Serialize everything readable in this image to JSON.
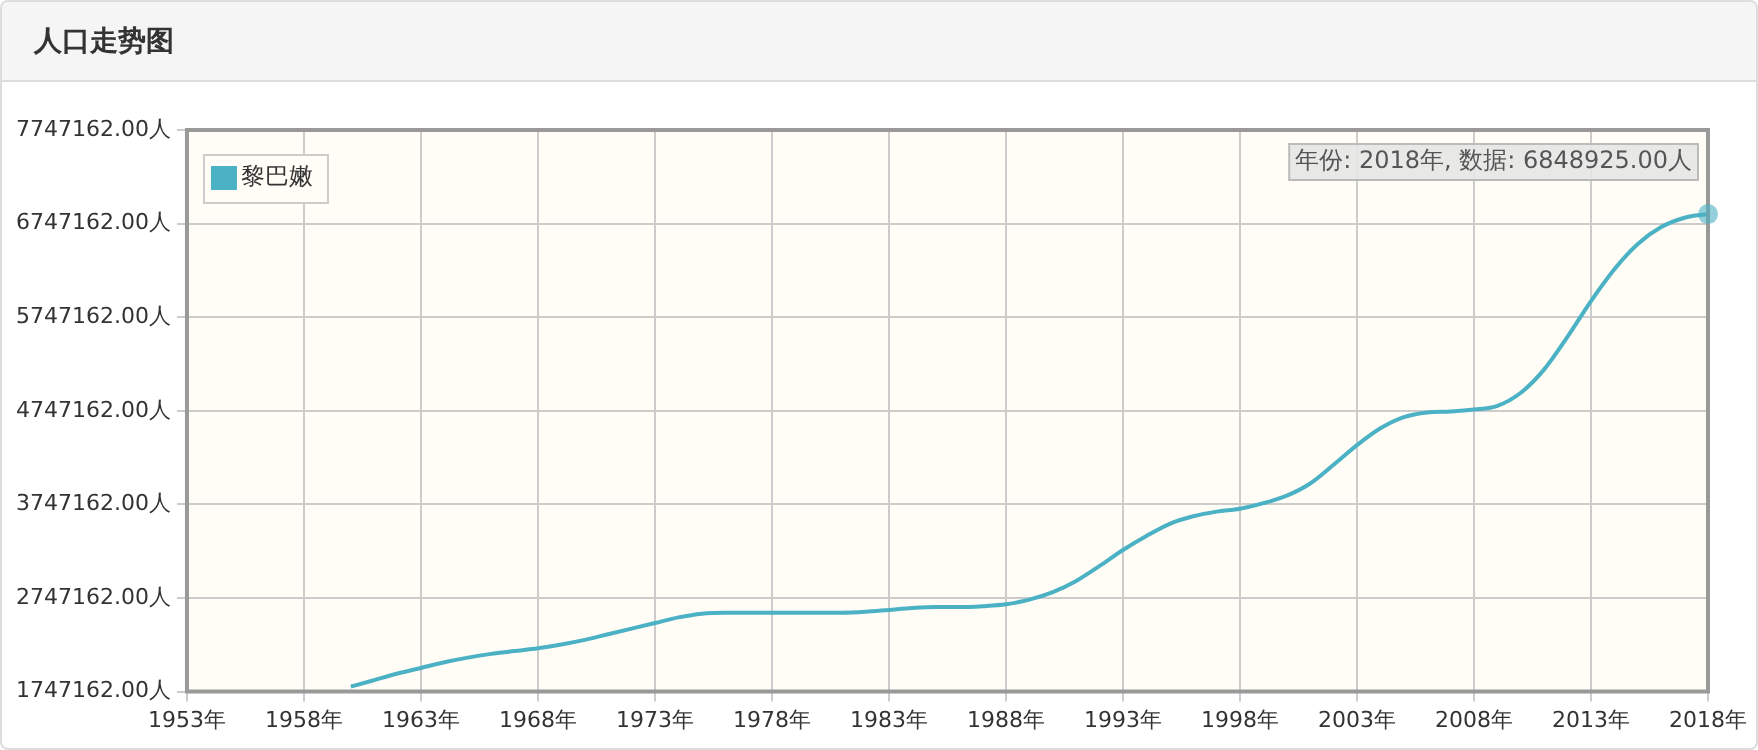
{
  "chart_data": {
    "type": "line",
    "title": "人口走势图",
    "x": [
      1960,
      1961,
      1962,
      1963,
      1964,
      1965,
      1966,
      1967,
      1968,
      1969,
      1970,
      1971,
      1972,
      1973,
      1974,
      1975,
      1976,
      1977,
      1978,
      1979,
      1980,
      1981,
      1982,
      1983,
      1984,
      1985,
      1986,
      1987,
      1988,
      1989,
      1990,
      1991,
      1992,
      1993,
      1994,
      1995,
      1996,
      1997,
      1998,
      1999,
      2000,
      2001,
      2002,
      2003,
      2004,
      2005,
      2006,
      2007,
      2008,
      2009,
      2010,
      2011,
      2012,
      2013,
      2014,
      2015,
      2016,
      2017,
      2018
    ],
    "series": [
      {
        "name": "黎巴嫩",
        "color": "#4bb1c4",
        "values": [
          1800000,
          1870000,
          1940000,
          2000000,
          2060000,
          2110000,
          2150000,
          2180000,
          2210000,
          2250000,
          2300000,
          2360000,
          2420000,
          2480000,
          2540000,
          2580000,
          2590000,
          2590000,
          2590000,
          2590000,
          2590000,
          2590000,
          2600000,
          2620000,
          2640000,
          2650000,
          2650000,
          2660000,
          2680000,
          2730000,
          2810000,
          2930000,
          3090000,
          3260000,
          3410000,
          3540000,
          3620000,
          3670000,
          3700000,
          3760000,
          3840000,
          3970000,
          4170000,
          4380000,
          4560000,
          4680000,
          4730000,
          4740000,
          4760000,
          4800000,
          4940000,
          5190000,
          5540000,
          5920000,
          6260000,
          6530000,
          6710000,
          6810000,
          6848925
        ]
      }
    ],
    "xlim": [
      1953,
      2018
    ],
    "xticks": [
      {
        "value": 1953,
        "label": "1953年"
      },
      {
        "value": 1958,
        "label": "1958年"
      },
      {
        "value": 1963,
        "label": "1963年"
      },
      {
        "value": 1968,
        "label": "1968年"
      },
      {
        "value": 1973,
        "label": "1973年"
      },
      {
        "value": 1978,
        "label": "1978年"
      },
      {
        "value": 1983,
        "label": "1983年"
      },
      {
        "value": 1988,
        "label": "1988年"
      },
      {
        "value": 1993,
        "label": "1993年"
      },
      {
        "value": 1998,
        "label": "1998年"
      },
      {
        "value": 2003,
        "label": "2003年"
      },
      {
        "value": 2008,
        "label": "2008年"
      },
      {
        "value": 2013,
        "label": "2013年"
      },
      {
        "value": 2018,
        "label": "2018年"
      }
    ],
    "ylim": [
      1747162,
      7747162
    ],
    "yticks": [
      {
        "value": 1747162,
        "label": "1747162.00人"
      },
      {
        "value": 2747162,
        "label": "2747162.00人"
      },
      {
        "value": 3747162,
        "label": "3747162.00人"
      },
      {
        "value": 4747162,
        "label": "4747162.00人"
      },
      {
        "value": 5747162,
        "label": "5747162.00人"
      },
      {
        "value": 6747162,
        "label": "6747162.00人"
      },
      {
        "value": 7747162,
        "label": "7747162.00人"
      }
    ],
    "annotations": [
      {
        "text": "年份: 2018年, 数据: 6848925.00人",
        "x": 2018,
        "y": 6848925
      }
    ],
    "grid": true,
    "legend": "top left",
    "marker": "none",
    "line_style": "solid"
  }
}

########################################

### Description of the task
Repeat the records word for word. Any picture in them should be left out.

### Solution to this problem
Serialize everything readable in this image to JSON.
{
  "chart_data": {
    "type": "line",
    "title": "人口走势图",
    "x": [
      1960,
      1961,
      1962,
      1963,
      1964,
      1965,
      1966,
      1967,
      1968,
      1969,
      1970,
      1971,
      1972,
      1973,
      1974,
      1975,
      1976,
      1977,
      1978,
      1979,
      1980,
      1981,
      1982,
      1983,
      1984,
      1985,
      1986,
      1987,
      1988,
      1989,
      1990,
      1991,
      1992,
      1993,
      1994,
      1995,
      1996,
      1997,
      1998,
      1999,
      2000,
      2001,
      2002,
      2003,
      2004,
      2005,
      2006,
      2007,
      2008,
      2009,
      2010,
      2011,
      2012,
      2013,
      2014,
      2015,
      2016,
      2017,
      2018
    ],
    "series": [
      {
        "name": "黎巴嫩",
        "color": "#4bb1c4",
        "values": [
          1800000,
          1870000,
          1940000,
          2000000,
          2060000,
          2110000,
          2150000,
          2180000,
          2210000,
          2250000,
          2300000,
          2360000,
          2420000,
          2480000,
          2540000,
          2580000,
          2590000,
          2590000,
          2590000,
          2590000,
          2590000,
          2590000,
          2600000,
          2620000,
          2640000,
          2650000,
          2650000,
          2660000,
          2680000,
          2730000,
          2810000,
          2930000,
          3090000,
          3260000,
          3410000,
          3540000,
          3620000,
          3670000,
          3700000,
          3760000,
          3840000,
          3970000,
          4170000,
          4380000,
          4560000,
          4680000,
          4730000,
          4740000,
          4760000,
          4800000,
          4940000,
          5190000,
          5540000,
          5920000,
          6260000,
          6530000,
          6710000,
          6810000,
          6848925
        ]
      }
    ],
    "xlim": [
      1953,
      2018
    ],
    "xticks": [
      {
        "value": 1953,
        "label": "1953年"
      },
      {
        "value": 1958,
        "label": "1958年"
      },
      {
        "value": 1963,
        "label": "1963年"
      },
      {
        "value": 1968,
        "label": "1968年"
      },
      {
        "value": 1973,
        "label": "1973年"
      },
      {
        "value": 1978,
        "label": "1978年"
      },
      {
        "value": 1983,
        "label": "1983年"
      },
      {
        "value": 1988,
        "label": "1988年"
      },
      {
        "value": 1993,
        "label": "1993年"
      },
      {
        "value": 1998,
        "label": "1998年"
      },
      {
        "value": 2003,
        "label": "2003年"
      },
      {
        "value": 2008,
        "label": "2008年"
      },
      {
        "value": 2013,
        "label": "2013年"
      },
      {
        "value": 2018,
        "label": "2018年"
      }
    ],
    "ylim": [
      1747162,
      7747162
    ],
    "yticks": [
      {
        "value": 1747162,
        "label": "1747162.00人"
      },
      {
        "value": 2747162,
        "label": "2747162.00人"
      },
      {
        "value": 3747162,
        "label": "3747162.00人"
      },
      {
        "value": 4747162,
        "label": "4747162.00人"
      },
      {
        "value": 5747162,
        "label": "5747162.00人"
      },
      {
        "value": 6747162,
        "label": "6747162.00人"
      },
      {
        "value": 7747162,
        "label": "7747162.00人"
      }
    ],
    "annotations": [
      {
        "text": "年份: 2018年, 数据: 6848925.00人",
        "x": 2018,
        "y": 6848925
      }
    ],
    "grid": true,
    "legend": "top left",
    "marker": "none",
    "line_style": "solid"
  }
}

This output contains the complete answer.